- THE PROBLEM:
Go through the data below line by line and count those containing the word "تالیفی". Reply with the count only.

(Stored items)
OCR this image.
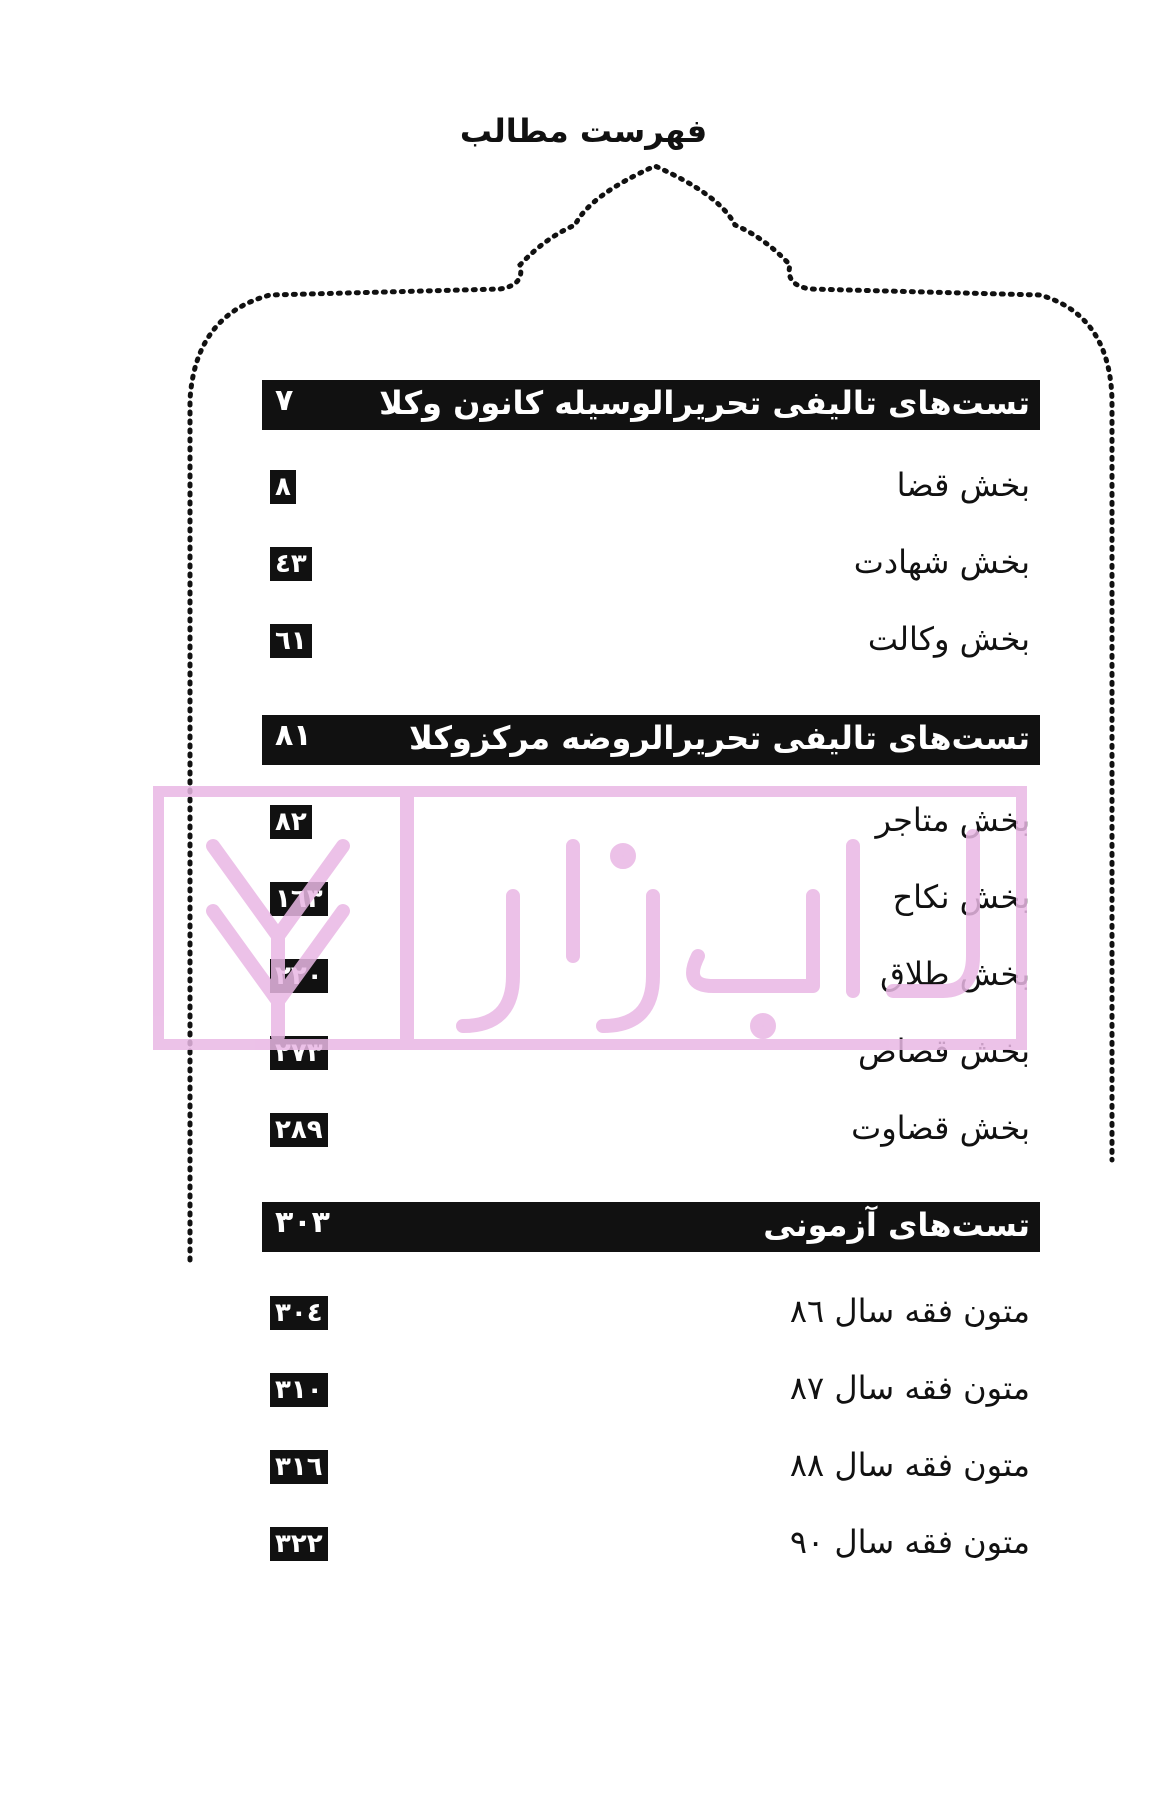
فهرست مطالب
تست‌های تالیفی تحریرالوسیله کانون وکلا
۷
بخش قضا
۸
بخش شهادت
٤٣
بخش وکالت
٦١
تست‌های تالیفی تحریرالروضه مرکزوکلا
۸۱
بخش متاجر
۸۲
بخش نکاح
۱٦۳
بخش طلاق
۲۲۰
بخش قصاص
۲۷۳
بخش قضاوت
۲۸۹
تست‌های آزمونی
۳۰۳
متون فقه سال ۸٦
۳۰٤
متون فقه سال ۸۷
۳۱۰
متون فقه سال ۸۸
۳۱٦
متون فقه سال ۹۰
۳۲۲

- EXERCISE ANSWER:
2